[PROBLEM DETAILS]: Copy the entries below exactly. Images do not belong in the copy.

[SUPPLIED INFORMATION]:
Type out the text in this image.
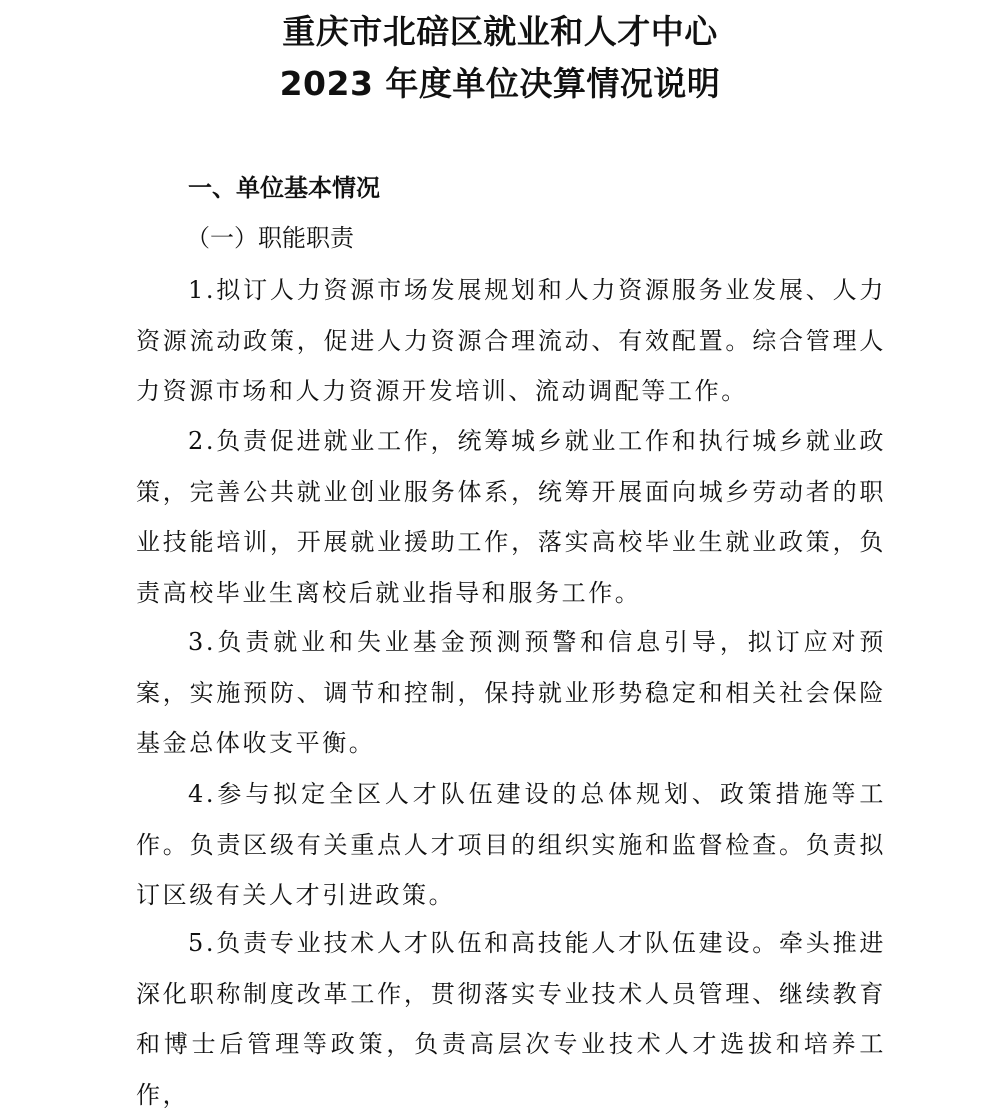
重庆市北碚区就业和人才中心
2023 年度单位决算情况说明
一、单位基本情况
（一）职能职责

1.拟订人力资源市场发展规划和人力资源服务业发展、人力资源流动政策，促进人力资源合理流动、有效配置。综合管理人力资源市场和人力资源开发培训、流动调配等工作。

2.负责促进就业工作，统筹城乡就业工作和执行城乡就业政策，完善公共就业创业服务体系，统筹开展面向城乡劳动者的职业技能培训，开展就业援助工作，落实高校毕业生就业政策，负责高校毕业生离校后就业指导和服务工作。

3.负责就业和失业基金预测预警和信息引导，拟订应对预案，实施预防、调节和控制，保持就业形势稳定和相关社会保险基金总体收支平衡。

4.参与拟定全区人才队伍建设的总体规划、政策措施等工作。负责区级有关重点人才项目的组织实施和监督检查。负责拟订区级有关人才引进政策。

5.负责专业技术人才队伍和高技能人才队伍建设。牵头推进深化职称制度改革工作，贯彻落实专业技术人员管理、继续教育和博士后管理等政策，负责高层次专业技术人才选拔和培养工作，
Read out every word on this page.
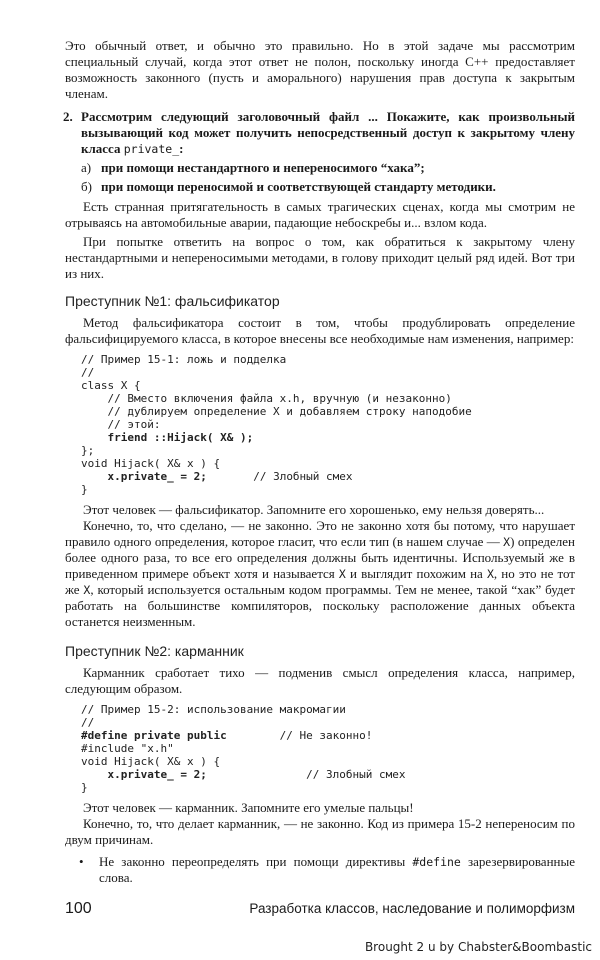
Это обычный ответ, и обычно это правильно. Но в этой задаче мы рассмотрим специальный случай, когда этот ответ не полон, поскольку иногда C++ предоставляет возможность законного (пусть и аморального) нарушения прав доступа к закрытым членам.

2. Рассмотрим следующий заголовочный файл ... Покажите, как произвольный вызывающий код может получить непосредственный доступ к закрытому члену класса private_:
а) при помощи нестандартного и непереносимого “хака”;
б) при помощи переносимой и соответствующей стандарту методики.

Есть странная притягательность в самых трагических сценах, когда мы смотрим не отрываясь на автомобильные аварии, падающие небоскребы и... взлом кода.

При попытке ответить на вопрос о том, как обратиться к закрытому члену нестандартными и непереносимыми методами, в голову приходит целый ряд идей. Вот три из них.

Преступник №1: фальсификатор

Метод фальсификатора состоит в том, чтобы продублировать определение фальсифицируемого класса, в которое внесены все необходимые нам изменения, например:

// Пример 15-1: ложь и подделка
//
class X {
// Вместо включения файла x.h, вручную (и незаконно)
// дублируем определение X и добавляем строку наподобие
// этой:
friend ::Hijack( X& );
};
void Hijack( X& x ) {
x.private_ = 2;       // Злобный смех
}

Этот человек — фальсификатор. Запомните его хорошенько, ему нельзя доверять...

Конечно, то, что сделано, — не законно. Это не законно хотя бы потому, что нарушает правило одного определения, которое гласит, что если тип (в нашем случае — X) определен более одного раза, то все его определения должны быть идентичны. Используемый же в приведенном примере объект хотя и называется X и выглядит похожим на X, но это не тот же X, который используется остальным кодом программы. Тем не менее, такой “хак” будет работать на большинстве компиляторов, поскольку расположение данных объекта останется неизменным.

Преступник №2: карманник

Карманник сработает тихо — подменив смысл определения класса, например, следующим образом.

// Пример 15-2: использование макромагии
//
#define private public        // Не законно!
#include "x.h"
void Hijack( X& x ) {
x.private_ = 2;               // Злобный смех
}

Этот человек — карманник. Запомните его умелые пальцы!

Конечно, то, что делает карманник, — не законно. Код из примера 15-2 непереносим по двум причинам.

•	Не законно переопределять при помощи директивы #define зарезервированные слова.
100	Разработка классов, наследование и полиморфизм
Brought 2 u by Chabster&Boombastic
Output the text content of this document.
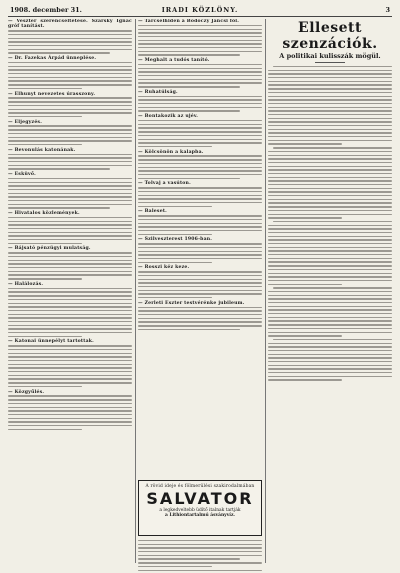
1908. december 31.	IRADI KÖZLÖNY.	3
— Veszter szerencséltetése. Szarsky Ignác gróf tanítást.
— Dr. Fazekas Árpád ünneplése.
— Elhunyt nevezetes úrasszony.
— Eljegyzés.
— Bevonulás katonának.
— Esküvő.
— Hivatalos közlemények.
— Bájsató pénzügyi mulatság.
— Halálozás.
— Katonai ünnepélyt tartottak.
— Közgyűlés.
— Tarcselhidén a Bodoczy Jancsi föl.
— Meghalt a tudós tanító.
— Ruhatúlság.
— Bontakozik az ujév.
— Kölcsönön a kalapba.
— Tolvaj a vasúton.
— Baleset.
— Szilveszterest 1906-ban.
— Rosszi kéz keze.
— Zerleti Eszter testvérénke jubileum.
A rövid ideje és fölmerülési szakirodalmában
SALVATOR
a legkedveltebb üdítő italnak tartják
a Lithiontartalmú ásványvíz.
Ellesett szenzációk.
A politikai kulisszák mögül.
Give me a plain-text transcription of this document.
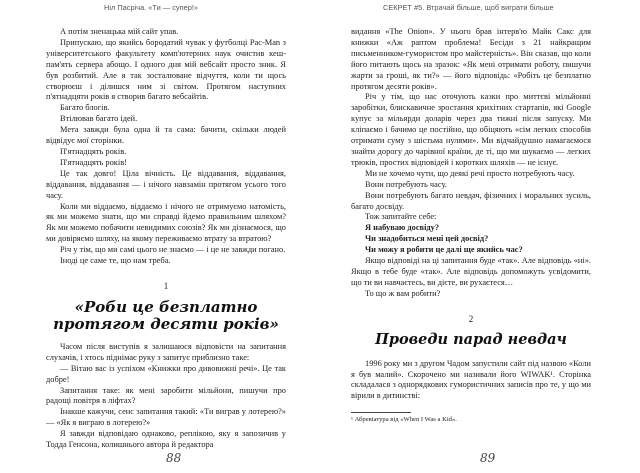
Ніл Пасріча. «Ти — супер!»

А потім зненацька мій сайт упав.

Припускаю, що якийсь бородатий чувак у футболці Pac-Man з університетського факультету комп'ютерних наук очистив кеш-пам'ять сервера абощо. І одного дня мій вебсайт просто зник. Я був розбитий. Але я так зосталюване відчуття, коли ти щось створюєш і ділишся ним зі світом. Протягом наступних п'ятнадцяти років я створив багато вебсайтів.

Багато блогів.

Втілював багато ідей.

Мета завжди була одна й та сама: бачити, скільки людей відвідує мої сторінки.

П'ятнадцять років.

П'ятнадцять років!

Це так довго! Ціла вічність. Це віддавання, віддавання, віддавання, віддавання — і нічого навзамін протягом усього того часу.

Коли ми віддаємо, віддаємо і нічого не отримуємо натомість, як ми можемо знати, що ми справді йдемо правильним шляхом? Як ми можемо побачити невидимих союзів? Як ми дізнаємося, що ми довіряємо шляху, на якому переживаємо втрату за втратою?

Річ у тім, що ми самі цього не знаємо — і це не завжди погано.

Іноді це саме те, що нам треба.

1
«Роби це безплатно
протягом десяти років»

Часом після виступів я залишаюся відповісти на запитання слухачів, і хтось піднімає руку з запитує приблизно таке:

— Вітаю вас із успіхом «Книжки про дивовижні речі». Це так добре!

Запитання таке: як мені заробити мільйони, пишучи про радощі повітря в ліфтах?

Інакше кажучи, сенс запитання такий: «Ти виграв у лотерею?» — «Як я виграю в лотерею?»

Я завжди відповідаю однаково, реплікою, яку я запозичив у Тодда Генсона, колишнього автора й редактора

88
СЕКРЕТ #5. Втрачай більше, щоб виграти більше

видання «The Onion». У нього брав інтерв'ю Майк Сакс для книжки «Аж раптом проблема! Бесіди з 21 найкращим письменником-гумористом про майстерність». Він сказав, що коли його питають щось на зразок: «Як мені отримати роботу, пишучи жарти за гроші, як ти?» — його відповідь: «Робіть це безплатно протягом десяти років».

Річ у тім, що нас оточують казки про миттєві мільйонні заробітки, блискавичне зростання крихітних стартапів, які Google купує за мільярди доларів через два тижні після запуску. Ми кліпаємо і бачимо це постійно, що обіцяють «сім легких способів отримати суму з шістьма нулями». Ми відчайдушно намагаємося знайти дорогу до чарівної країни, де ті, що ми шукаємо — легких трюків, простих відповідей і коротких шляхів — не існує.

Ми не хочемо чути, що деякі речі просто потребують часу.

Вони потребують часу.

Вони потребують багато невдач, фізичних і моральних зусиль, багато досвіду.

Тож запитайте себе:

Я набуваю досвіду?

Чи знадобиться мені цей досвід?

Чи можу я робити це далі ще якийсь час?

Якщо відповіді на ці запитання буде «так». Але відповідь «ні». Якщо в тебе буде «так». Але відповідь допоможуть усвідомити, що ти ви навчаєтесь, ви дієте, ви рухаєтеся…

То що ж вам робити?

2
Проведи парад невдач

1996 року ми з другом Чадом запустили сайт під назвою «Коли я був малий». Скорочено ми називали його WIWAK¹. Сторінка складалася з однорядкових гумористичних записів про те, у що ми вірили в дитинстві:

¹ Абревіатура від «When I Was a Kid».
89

[REPLY TO THE EXERCISE]:
Type out the text in this image.
重庆市北碚区就业和人才中心
2023 年度单位决算情况说明
一、单位基本情况
（一）职能职责

1.拟订人力资源市场发展规划和人力资源服务业发展、人力资源流动政策，促进人力资源合理流动、有效配置。综合管理人力资源市场和人力资源开发培训、流动调配等工作。

2.负责促进就业工作，统筹城乡就业工作和执行城乡就业政策，完善公共就业创业服务体系，统筹开展面向城乡劳动者的职业技能培训，开展就业援助工作，落实高校毕业生就业政策，负责高校毕业生离校后就业指导和服务工作。

3.负责就业和失业基金预测预警和信息引导，拟订应对预案，实施预防、调节和控制，保持就业形势稳定和相关社会保险基金总体收支平衡。

4.参与拟定全区人才队伍建设的总体规划、政策措施等工作。负责区级有关重点人才项目的组织实施和监督检查。负责拟订区级有关人才引进政策。

5.负责专业技术人才队伍和高技能人才队伍建设。牵头推进深化职称制度改革工作，贯彻落实专业技术人员管理、继续教育和博士后管理等政策，负责高层次专业技术人才选拔和培养工作，
Read out every word on this page.
Это обычный ответ, и обычно это правильно. Но в этой задаче мы рассмотрим специальный случай, когда этот ответ не полон, поскольку иногда C++ предоставляет возможность законного (пусть и аморального) нарушения прав доступа к закрытым членам.

2. Рассмотрим следующий заголовочный файл ... Покажите, как произвольный вызывающий код может получить непосредственный доступ к закрытому члену класса private_:
а) при помощи нестандартного и непереносимого “хака”;
б) при помощи переносимой и соответствующей стандарту методики.

Есть странная притягательность в самых трагических сценах, когда мы смотрим не отрываясь на автомобильные аварии, падающие небоскребы и... взлом кода.

При попытке ответить на вопрос о том, как обратиться к закрытому члену нестандартными и непереносимыми методами, в голову приходит целый ряд идей. Вот три из них.

Преступник №1: фальсификатор

Метод фальсификатора состоит в том, чтобы продублировать определение фальсифицируемого класса, в которое внесены все необходимые нам изменения, например:

// Пример 15-1: ложь и подделка
//
class X {
// Вместо включения файла x.h, вручную (и незаконно)
// дублируем определение X и добавляем строку наподобие
// этой:
friend ::Hijack( X& );
};
void Hijack( X& x ) {
x.private_ = 2;       // Злобный смех
}

Этот человек — фальсификатор. Запомните его хорошенько, ему нельзя доверять...

Конечно, то, что сделано, — не законно. Это не законно хотя бы потому, что нарушает правило одного определения, которое гласит, что если тип (в нашем случае — X) определен более одного раза, то все его определения должны быть идентичны. Используемый же в приведенном примере объект хотя и называется X и выглядит похожим на X, но это не тот же X, который используется остальным кодом программы. Тем не менее, такой “хак” будет работать на большинстве компиляторов, поскольку расположение данных объекта останется неизменным.

Преступник №2: карманник

Карманник сработает тихо — подменив смысл определения класса, например, следующим образом.

// Пример 15-2: использование макромагии
//
#define private public        // Не законно!
#include "x.h"
void Hijack( X& x ) {
x.private_ = 2;               // Злобный смех
}

Этот человек — карманник. Запомните его умелые пальцы!

Конечно, то, что делает карманник, — не законно. Код из примера 15-2 непереносим по двум причинам.

•	Не законно переопределять при помощи директивы #define зарезервированные слова.
100	Разработка классов, наследование и полиморфизм
Brought 2 u by Chabster&Boombastic
Output the text content of this document.
1908. december 31.	IRADI KÖZLÖNY.	3
— Veszter szerencséltetése. Szarsky Ignác gróf tanítást.
— Dr. Fazekas Árpád ünneplése.
— Elhunyt nevezetes úrasszony.
— Eljegyzés.
— Bevonulás katonának.
— Esküvő.
— Hivatalos közlemények.
— Bájsató pénzügyi mulatság.
— Halálozás.
— Katonai ünnepélyt tartottak.
— Közgyűlés.
— Tarcselhidén a Bodoczy Jancsi föl.
— Meghalt a tudós tanító.
— Ruhatúlság.
— Bontakozik az ujév.
— Kölcsönön a kalapba.
— Tolvaj a vasúton.
— Baleset.
— Szilveszterest 1906-ban.
— Rosszi kéz keze.
— Zerleti Eszter testvérénke jubileum.
A rövid ideje és fölmerülési szakirodalmában
SALVATOR
a legkedveltebb üdítő italnak tartják
a Lithiontartalmú ásványvíz.
Ellesett szenzációk.
A politikai kulisszák mögül.
Give me a plain-text transcription of this document.
Ніл Пасріча. «Ти — супер!»

А потім зненацька мій сайт упав.

Припускаю, що якийсь бородатий чувак у футболці Pac-Man з університетського факультету комп'ютерних наук очистив кеш-пам'ять сервера абощо. І одного дня мій вебсайт просто зник. Я був розбитий. Але я так зосталюване відчуття, коли ти щось створюєш і ділишся ним зі світом. Протягом наступних п'ятнадцяти років я створив багато вебсайтів.

Багато блогів.

Втілював багато ідей.

Мета завжди була одна й та сама: бачити, скільки людей відвідує мої сторінки.

П'ятнадцять років.

П'ятнадцять років!

Це так довго! Ціла вічність. Це віддавання, віддавання, віддавання, віддавання — і нічого навзамін протягом усього того часу.

Коли ми віддаємо, віддаємо і нічого не отримуємо натомість, як ми можемо знати, що ми справді йдемо правильним шляхом? Як ми можемо побачити невидимих союзів? Як ми дізнаємося, що ми довіряємо шляху, на якому переживаємо втрату за втратою?

Річ у тім, що ми самі цього не знаємо — і це не завжди погано.

Іноді це саме те, що нам треба.

1
«Роби це безплатно
протягом десяти років»

Часом після виступів я залишаюся відповісти на запитання слухачів, і хтось піднімає руку з запитує приблизно таке:

— Вітаю вас із успіхом «Книжки про дивовижні речі». Це так добре!

Запитання таке: як мені заробити мільйони, пишучи про радощі повітря в ліфтах?

Інакше кажучи, сенс запитання такий: «Ти виграв у лотерею?» — «Як я виграю в лотерею?»

Я завжди відповідаю однаково, реплікою, яку я запозичив у Тодда Генсона, колишнього автора й редактора

88
СЕКРЕТ #5. Втрачай більше, щоб виграти більше

видання «The Onion». У нього брав інтерв'ю Майк Сакс для книжки «Аж раптом проблема! Бесіди з 21 найкращим письменником-гумористом про майстерність». Він сказав, що коли його питають щось на зразок: «Як мені отримати роботу, пишучи жарти за гроші, як ти?» — його відповідь: «Робіть це безплатно протягом десяти років».

Річ у тім, що нас оточують казки про миттєві мільйонні заробітки, блискавичне зростання крихітних стартапів, які Google купує за мільярди доларів через два тижні після запуску. Ми кліпаємо і бачимо це постійно, що обіцяють «сім легких способів отримати суму з шістьма нулями». Ми відчайдушно намагаємося знайти дорогу до чарівної країни, де ті, що ми шукаємо — легких трюків, простих відповідей і коротких шляхів — не існує.

Ми не хочемо чути, що деякі речі просто потребують часу.

Вони потребують часу.

Вони потребують багато невдач, фізичних і моральних зусиль, багато досвіду.

Тож запитайте себе:

Я набуваю досвіду?

Чи знадобиться мені цей досвід?

Чи можу я робити це далі ще якийсь час?

Якщо відповіді на ці запитання буде «так». Але відповідь «ні». Якщо в тебе буде «так». Але відповідь допоможуть усвідомити, що ти ви навчаєтесь, ви дієте, ви рухаєтеся…

То що ж вам робити?

2
Проведи парад невдач

1996 року ми з другом Чадом запустили сайт під назвою «Коли я був малий». Скорочено ми називали його WIWAK¹. Сторінка складалася з однорядкових гумористичних записів про те, у що ми вірили в дитинстві:

¹ Абревіатура від «When I Was a Kid».
89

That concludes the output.